### DATA EXTRACT
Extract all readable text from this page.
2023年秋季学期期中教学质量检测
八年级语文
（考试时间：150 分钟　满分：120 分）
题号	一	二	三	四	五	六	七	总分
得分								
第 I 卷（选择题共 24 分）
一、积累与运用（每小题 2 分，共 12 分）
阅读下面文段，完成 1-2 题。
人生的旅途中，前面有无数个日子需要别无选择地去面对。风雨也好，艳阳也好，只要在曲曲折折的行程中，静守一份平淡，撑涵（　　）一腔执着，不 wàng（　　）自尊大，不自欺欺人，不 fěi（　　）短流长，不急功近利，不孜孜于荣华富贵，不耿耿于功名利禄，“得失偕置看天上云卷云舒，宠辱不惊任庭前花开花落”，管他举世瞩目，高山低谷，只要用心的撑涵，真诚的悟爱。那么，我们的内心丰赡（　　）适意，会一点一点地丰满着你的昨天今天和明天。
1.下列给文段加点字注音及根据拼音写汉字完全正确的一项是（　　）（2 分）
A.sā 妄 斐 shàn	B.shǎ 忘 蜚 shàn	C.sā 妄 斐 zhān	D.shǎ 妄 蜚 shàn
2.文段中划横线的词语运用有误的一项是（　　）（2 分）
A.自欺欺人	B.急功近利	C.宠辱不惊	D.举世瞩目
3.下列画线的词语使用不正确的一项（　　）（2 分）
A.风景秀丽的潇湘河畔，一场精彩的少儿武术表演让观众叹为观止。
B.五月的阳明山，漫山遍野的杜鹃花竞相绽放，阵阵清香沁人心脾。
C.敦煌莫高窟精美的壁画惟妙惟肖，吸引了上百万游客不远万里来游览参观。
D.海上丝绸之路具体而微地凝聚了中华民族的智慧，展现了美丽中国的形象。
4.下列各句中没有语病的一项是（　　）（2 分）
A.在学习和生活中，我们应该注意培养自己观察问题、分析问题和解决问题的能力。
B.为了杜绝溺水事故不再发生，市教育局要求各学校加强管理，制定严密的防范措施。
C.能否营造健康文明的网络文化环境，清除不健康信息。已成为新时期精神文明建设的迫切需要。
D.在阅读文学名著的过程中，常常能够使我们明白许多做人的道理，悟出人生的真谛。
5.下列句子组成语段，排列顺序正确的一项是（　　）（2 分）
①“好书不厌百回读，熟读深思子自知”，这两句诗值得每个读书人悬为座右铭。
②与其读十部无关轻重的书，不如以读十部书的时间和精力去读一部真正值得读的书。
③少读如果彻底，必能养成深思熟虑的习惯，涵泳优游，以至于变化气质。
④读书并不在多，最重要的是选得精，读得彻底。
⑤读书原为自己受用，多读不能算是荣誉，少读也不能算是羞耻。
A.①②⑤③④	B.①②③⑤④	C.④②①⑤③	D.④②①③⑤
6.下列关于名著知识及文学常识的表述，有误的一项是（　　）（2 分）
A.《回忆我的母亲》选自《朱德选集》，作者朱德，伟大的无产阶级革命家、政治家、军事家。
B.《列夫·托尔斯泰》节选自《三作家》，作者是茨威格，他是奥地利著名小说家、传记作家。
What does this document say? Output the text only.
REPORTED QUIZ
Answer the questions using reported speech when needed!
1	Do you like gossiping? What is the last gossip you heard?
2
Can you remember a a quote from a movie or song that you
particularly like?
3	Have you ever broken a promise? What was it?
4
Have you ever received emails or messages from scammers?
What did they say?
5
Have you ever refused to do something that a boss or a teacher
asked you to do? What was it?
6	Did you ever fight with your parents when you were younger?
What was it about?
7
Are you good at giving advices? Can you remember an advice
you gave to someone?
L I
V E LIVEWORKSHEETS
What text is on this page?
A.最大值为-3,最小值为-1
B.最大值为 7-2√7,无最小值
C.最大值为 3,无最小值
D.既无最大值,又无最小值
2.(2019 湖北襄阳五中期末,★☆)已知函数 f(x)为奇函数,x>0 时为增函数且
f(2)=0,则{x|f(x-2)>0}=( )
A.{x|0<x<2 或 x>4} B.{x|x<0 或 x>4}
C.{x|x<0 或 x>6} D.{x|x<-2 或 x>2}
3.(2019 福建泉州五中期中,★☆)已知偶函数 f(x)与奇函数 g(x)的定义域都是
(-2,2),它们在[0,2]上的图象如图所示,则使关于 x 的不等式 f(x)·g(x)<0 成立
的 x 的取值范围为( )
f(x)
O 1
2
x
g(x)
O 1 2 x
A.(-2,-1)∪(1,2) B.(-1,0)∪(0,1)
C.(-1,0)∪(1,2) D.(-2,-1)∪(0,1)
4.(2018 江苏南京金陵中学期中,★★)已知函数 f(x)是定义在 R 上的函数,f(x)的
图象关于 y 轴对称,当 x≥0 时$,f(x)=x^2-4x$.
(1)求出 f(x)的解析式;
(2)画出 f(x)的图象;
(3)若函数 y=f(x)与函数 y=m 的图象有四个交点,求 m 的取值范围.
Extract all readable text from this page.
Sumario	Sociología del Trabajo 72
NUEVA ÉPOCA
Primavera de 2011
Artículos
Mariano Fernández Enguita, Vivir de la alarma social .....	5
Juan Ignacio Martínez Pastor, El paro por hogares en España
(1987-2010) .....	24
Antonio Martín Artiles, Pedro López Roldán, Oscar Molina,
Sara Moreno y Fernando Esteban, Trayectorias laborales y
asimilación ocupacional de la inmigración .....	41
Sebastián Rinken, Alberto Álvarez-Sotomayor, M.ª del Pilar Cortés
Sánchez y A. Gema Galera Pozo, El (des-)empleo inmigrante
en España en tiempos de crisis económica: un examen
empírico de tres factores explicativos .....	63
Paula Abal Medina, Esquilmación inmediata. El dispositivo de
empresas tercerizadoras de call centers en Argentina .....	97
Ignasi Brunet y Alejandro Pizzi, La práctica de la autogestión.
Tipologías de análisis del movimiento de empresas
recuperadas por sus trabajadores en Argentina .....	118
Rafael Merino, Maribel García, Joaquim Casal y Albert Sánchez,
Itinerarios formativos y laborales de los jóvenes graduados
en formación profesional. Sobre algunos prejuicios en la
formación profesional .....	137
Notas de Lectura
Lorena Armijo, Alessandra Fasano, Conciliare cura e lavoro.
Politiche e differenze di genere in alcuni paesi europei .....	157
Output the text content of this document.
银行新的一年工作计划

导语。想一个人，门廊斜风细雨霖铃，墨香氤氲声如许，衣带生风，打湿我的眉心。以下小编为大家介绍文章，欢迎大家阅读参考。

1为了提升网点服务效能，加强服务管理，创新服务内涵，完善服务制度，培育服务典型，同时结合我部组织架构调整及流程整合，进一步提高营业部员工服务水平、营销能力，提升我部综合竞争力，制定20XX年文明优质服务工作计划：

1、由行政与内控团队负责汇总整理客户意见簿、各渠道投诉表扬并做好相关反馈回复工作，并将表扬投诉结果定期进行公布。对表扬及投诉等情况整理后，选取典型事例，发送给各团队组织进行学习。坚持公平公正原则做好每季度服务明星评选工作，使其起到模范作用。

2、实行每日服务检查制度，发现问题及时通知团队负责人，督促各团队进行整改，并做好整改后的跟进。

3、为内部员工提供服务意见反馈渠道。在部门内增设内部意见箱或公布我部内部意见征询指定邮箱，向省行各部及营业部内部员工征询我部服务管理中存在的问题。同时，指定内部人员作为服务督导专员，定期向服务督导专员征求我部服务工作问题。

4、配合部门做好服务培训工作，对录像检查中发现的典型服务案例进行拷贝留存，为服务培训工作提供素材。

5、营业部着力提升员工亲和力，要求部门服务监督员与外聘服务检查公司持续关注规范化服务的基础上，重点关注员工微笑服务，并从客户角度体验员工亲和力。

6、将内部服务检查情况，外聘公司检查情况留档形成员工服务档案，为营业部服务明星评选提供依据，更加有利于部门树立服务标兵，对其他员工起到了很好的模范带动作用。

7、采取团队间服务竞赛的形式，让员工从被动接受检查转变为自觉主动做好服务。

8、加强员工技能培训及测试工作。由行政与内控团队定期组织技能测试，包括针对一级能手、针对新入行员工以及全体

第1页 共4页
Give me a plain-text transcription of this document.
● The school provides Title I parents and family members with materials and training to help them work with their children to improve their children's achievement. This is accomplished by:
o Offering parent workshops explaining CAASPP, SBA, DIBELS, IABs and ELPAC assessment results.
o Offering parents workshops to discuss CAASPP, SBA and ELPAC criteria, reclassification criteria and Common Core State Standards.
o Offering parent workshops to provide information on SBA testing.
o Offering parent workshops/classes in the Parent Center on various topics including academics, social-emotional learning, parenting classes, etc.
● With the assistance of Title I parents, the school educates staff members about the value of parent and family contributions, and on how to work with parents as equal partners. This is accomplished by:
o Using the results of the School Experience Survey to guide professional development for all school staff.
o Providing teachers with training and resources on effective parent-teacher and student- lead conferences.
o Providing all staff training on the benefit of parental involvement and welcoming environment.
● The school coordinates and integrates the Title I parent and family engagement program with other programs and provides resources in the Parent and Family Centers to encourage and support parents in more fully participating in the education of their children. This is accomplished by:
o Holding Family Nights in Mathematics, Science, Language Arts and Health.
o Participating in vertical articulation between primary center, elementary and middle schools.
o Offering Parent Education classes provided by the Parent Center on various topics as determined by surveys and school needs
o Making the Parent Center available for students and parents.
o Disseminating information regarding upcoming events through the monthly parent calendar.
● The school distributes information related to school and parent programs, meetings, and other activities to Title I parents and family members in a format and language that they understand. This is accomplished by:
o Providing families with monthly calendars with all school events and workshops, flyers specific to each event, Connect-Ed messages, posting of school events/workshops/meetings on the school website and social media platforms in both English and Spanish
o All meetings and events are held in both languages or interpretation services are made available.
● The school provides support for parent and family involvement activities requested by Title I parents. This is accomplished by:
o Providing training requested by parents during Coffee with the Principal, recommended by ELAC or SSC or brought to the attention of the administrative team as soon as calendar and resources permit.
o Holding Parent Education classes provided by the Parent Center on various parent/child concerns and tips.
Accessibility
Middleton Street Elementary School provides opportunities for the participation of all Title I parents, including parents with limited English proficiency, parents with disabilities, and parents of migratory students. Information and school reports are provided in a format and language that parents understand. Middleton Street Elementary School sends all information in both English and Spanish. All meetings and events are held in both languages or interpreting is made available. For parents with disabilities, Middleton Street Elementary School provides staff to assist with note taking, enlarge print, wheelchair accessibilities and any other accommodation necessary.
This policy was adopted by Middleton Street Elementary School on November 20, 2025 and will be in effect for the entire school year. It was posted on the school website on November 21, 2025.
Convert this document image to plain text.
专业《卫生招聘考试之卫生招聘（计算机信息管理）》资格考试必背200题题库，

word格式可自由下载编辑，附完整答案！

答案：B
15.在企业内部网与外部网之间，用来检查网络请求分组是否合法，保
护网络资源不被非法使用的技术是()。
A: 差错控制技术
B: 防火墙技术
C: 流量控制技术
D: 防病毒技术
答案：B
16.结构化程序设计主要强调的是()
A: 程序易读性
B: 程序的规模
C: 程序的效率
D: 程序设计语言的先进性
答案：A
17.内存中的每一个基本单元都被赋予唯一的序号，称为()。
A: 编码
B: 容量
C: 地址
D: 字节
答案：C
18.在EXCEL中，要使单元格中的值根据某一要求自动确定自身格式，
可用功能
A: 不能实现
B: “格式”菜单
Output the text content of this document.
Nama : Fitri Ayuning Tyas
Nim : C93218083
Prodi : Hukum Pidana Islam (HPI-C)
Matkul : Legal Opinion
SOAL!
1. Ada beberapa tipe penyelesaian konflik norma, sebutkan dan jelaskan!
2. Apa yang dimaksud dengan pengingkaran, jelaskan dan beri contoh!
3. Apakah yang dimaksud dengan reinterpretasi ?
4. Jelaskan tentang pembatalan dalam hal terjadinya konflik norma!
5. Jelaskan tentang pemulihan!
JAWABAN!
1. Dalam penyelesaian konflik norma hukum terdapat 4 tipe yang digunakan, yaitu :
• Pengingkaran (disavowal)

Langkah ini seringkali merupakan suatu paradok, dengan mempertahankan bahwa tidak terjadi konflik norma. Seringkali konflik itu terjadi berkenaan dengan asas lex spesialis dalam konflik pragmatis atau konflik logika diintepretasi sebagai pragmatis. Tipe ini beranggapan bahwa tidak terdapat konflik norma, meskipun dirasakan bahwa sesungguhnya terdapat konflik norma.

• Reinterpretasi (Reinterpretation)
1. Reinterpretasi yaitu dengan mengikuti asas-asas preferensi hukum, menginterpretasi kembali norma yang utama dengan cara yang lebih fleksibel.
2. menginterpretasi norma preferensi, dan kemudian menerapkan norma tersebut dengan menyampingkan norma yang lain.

### DIRECTIVE
Copy out every line of the material above that mentions the word "konflik".

### ANSWER TO THE EXERCISE
1. Ada beberapa tipe penyelesaian konflik norma, sebutkan dan jelaskan!
4. Jelaskan tentang pembatalan dalam hal terjadinya konflik norma!
1. Dalam penyelesaian konflik norma hukum terdapat 4 tipe yang digunakan, yaitu :
Langkah ini seringkali merupakan suatu paradok, dengan mempertahankan bahwa tidak terjadi konflik norma. Seringkali konflik itu terjadi berkenaan dengan asas lex spesialis dalam konflik pragmatis atau konflik logika diintepretasi sebagai pragmatis. Tipe ini beranggapan bahwa tidak terdapat konflik norma, meskipun dirasakan bahwa sesungguhnya terdapat konflik norma.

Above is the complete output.